## Set task
Going through the material below, please gather all lines with the word "последовательности" in them.

━━ Material provided ━━

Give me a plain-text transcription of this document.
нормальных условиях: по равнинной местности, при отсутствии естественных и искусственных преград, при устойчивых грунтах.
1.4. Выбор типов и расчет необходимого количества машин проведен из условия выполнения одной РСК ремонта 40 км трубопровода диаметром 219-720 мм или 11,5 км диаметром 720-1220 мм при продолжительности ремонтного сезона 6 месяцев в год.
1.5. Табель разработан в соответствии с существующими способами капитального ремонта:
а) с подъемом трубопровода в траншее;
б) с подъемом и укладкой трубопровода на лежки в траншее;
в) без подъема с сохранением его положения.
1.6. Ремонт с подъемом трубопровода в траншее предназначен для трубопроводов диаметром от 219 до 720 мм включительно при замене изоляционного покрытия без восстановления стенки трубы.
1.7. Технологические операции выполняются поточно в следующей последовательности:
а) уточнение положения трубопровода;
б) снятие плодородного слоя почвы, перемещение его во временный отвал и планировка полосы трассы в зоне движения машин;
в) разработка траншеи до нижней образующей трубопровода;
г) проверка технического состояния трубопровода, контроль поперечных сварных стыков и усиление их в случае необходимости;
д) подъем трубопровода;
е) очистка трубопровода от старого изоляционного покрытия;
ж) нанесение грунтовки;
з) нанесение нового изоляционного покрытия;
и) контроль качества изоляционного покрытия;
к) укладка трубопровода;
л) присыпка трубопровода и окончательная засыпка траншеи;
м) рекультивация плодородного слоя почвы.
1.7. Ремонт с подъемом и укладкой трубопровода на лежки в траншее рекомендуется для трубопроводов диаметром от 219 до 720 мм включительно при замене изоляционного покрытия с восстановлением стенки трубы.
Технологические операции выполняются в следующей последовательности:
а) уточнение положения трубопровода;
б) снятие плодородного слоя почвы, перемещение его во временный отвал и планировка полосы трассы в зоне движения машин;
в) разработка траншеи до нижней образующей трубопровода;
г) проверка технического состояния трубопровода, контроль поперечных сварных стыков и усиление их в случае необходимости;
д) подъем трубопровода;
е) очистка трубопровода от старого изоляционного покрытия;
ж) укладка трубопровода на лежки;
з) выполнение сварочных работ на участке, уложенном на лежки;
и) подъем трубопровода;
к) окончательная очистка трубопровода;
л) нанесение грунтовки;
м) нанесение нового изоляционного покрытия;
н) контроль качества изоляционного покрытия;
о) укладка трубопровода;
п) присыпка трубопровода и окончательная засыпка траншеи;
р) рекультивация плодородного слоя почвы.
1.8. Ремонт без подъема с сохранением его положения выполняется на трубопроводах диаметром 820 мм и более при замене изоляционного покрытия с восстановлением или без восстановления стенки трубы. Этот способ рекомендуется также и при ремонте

━━━

## Solution to the problem
1.7. Технологические операции выполняются поточно в следующей последовательности:
Технологические операции выполняются в следующей последовательности:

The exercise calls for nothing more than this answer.